— Problem to solve —
Repeat each record below exactly as given.

— Data for processing —
====
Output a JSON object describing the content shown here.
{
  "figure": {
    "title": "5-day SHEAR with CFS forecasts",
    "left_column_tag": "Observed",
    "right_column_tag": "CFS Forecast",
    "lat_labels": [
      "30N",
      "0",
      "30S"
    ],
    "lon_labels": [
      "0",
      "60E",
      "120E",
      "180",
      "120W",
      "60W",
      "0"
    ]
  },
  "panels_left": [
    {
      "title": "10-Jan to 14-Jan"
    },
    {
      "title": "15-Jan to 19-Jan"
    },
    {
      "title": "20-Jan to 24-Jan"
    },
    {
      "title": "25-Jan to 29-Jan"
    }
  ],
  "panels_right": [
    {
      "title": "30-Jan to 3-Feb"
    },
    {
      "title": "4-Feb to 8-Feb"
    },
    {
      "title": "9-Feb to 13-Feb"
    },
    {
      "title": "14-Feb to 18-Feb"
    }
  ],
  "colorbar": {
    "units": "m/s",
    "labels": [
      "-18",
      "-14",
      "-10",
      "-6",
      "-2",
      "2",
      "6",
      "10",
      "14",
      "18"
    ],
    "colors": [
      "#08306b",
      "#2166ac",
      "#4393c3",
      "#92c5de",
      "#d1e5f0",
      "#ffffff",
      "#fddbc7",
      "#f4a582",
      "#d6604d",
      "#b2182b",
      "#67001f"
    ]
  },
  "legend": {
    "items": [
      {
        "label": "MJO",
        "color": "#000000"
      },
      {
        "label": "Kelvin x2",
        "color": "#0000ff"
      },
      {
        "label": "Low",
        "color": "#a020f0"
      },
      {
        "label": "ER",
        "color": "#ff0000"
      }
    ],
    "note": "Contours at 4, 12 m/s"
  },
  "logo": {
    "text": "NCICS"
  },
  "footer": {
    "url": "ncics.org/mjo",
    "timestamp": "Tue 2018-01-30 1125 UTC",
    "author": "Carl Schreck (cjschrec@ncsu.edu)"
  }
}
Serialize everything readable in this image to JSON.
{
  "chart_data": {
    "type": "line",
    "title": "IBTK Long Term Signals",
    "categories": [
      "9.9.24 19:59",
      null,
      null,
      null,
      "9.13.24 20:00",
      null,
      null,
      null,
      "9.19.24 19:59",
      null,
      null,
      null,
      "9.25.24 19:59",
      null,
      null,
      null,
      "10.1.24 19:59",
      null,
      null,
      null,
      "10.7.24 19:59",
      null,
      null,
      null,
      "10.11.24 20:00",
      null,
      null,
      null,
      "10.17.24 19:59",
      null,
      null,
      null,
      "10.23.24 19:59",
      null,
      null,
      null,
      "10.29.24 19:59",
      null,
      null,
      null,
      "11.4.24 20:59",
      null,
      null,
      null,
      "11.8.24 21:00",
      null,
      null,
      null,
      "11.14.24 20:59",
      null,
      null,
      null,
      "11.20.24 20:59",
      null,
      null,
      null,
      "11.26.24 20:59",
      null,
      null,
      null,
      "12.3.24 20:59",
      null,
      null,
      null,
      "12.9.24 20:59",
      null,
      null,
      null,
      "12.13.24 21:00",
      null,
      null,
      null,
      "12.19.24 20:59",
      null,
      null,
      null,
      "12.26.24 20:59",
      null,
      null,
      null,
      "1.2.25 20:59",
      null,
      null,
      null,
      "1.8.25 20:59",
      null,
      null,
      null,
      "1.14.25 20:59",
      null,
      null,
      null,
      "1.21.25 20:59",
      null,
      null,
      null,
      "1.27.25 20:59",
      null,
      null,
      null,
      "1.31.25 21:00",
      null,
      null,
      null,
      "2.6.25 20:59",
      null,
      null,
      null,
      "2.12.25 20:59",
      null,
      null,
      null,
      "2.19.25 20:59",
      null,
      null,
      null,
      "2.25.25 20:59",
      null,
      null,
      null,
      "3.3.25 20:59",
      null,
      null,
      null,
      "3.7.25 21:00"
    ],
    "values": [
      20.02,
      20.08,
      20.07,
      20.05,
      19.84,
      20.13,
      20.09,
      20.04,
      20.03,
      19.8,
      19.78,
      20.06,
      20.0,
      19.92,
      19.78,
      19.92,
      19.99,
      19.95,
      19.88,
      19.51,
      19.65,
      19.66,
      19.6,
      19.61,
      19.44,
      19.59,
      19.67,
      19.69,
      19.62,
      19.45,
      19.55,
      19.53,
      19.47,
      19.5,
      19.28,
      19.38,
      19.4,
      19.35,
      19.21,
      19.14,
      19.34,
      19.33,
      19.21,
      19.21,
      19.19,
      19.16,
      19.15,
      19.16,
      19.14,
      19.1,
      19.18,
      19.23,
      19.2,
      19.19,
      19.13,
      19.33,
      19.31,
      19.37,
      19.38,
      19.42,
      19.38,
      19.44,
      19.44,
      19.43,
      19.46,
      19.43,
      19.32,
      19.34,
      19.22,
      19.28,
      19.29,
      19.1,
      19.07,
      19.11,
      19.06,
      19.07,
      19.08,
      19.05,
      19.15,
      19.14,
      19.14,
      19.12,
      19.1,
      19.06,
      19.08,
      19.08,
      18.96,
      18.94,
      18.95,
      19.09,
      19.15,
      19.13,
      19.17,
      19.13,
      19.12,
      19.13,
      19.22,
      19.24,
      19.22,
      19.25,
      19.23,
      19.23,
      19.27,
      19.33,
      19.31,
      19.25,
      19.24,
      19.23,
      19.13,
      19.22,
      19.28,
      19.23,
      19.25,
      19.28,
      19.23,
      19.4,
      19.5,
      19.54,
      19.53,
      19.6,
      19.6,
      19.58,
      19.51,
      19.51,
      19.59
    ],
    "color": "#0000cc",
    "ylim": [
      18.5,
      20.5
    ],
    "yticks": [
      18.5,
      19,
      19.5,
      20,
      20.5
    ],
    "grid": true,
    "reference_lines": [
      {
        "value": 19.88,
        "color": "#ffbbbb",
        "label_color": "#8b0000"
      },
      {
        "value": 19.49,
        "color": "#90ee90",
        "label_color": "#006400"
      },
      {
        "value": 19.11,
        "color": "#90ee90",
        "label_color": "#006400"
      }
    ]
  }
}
====
— Solved exercise —
Output a JSON object describing the content shown here.
{
  "figure": {
    "title": "5-day SHEAR with CFS forecasts",
    "left_column_tag": "Observed",
    "right_column_tag": "CFS Forecast",
    "lat_labels": [
      "30N",
      "0",
      "30S"
    ],
    "lon_labels": [
      "0",
      "60E",
      "120E",
      "180",
      "120W",
      "60W",
      "0"
    ]
  },
  "panels_left": [
    {
      "title": "10-Jan to 14-Jan"
    },
    {
      "title": "15-Jan to 19-Jan"
    },
    {
      "title": "20-Jan to 24-Jan"
    },
    {
      "title": "25-Jan to 29-Jan"
    }
  ],
  "panels_right": [
    {
      "title": "30-Jan to 3-Feb"
    },
    {
      "title": "4-Feb to 8-Feb"
    },
    {
      "title": "9-Feb to 13-Feb"
    },
    {
      "title": "14-Feb to 18-Feb"
    }
  ],
  "colorbar": {
    "units": "m/s",
    "labels": [
      "-18",
      "-14",
      "-10",
      "-6",
      "-2",
      "2",
      "6",
      "10",
      "14",
      "18"
    ],
    "colors": [
      "#08306b",
      "#2166ac",
      "#4393c3",
      "#92c5de",
      "#d1e5f0",
      "#ffffff",
      "#fddbc7",
      "#f4a582",
      "#d6604d",
      "#b2182b",
      "#67001f"
    ]
  },
  "legend": {
    "items": [
      {
        "label": "MJO",
        "color": "#000000"
      },
      {
        "label": "Kelvin x2",
        "color": "#0000ff"
      },
      {
        "label": "Low",
        "color": "#a020f0"
      },
      {
        "label": "ER",
        "color": "#ff0000"
      }
    ],
    "note": "Contours at 4, 12 m/s"
  },
  "logo": {
    "text": "NCICS"
  },
  "footer": {
    "url": "ncics.org/mjo",
    "timestamp": "Tue 2018-01-30 1125 UTC",
    "author": "Carl Schreck (cjschrec@ncsu.edu)"
  }
}
Serialize everything readable in this image to JSON.
{
  "chart_data": {
    "type": "line",
    "title": "IBTK Long Term Signals",
    "categories": [
      "9.9.24 19:59",
      null,
      null,
      null,
      "9.13.24 20:00",
      null,
      null,
      null,
      "9.19.24 19:59",
      null,
      null,
      null,
      "9.25.24 19:59",
      null,
      null,
      null,
      "10.1.24 19:59",
      null,
      null,
      null,
      "10.7.24 19:59",
      null,
      null,
      null,
      "10.11.24 20:00",
      null,
      null,
      null,
      "10.17.24 19:59",
      null,
      null,
      null,
      "10.23.24 19:59",
      null,
      null,
      null,
      "10.29.24 19:59",
      null,
      null,
      null,
      "11.4.24 20:59",
      null,
      null,
      null,
      "11.8.24 21:00",
      null,
      null,
      null,
      "11.14.24 20:59",
      null,
      null,
      null,
      "11.20.24 20:59",
      null,
      null,
      null,
      "11.26.24 20:59",
      null,
      null,
      null,
      "12.3.24 20:59",
      null,
      null,
      null,
      "12.9.24 20:59",
      null,
      null,
      null,
      "12.13.24 21:00",
      null,
      null,
      null,
      "12.19.24 20:59",
      null,
      null,
      null,
      "12.26.24 20:59",
      null,
      null,
      null,
      "1.2.25 20:59",
      null,
      null,
      null,
      "1.8.25 20:59",
      null,
      null,
      null,
      "1.14.25 20:59",
      null,
      null,
      null,
      "1.21.25 20:59",
      null,
      null,
      null,
      "1.27.25 20:59",
      null,
      null,
      null,
      "1.31.25 21:00",
      null,
      null,
      null,
      "2.6.25 20:59",
      null,
      null,
      null,
      "2.12.25 20:59",
      null,
      null,
      null,
      "2.19.25 20:59",
      null,
      null,
      null,
      "2.25.25 20:59",
      null,
      null,
      null,
      "3.3.25 20:59",
      null,
      null,
      null,
      "3.7.25 21:00"
    ],
    "values": [
      20.02,
      20.08,
      20.07,
      20.05,
      19.84,
      20.13,
      20.09,
      20.04,
      20.03,
      19.8,
      19.78,
      20.06,
      20.0,
      19.92,
      19.78,
      19.92,
      19.99,
      19.95,
      19.88,
      19.51,
      19.65,
      19.66,
      19.6,
      19.61,
      19.44,
      19.59,
      19.67,
      19.69,
      19.62,
      19.45,
      19.55,
      19.53,
      19.47,
      19.5,
      19.28,
      19.38,
      19.4,
      19.35,
      19.21,
      19.14,
      19.34,
      19.33,
      19.21,
      19.21,
      19.19,
      19.16,
      19.15,
      19.16,
      19.14,
      19.1,
      19.18,
      19.23,
      19.2,
      19.19,
      19.13,
      19.33,
      19.31,
      19.37,
      19.38,
      19.42,
      19.38,
      19.44,
      19.44,
      19.43,
      19.46,
      19.43,
      19.32,
      19.34,
      19.22,
      19.28,
      19.29,
      19.1,
      19.07,
      19.11,
      19.06,
      19.07,
      19.08,
      19.05,
      19.15,
      19.14,
      19.14,
      19.12,
      19.1,
      19.06,
      19.08,
      19.08,
      18.96,
      18.94,
      18.95,
      19.09,
      19.15,
      19.13,
      19.17,
      19.13,
      19.12,
      19.13,
      19.22,
      19.24,
      19.22,
      19.25,
      19.23,
      19.23,
      19.27,
      19.33,
      19.31,
      19.25,
      19.24,
      19.23,
      19.13,
      19.22,
      19.28,
      19.23,
      19.25,
      19.28,
      19.23,
      19.4,
      19.5,
      19.54,
      19.53,
      19.6,
      19.6,
      19.58,
      19.51,
      19.51,
      19.59
    ],
    "color": "#0000cc",
    "ylim": [
      18.5,
      20.5
    ],
    "yticks": [
      18.5,
      19,
      19.5,
      20,
      20.5
    ],
    "grid": true,
    "reference_lines": [
      {
        "value": 19.88,
        "color": "#ffbbbb",
        "label_color": "#8b0000"
      },
      {
        "value": 19.49,
        "color": "#90ee90",
        "label_color": "#006400"
      },
      {
        "value": 19.11,
        "color": "#90ee90",
        "label_color": "#006400"
      }
    ]
  }
}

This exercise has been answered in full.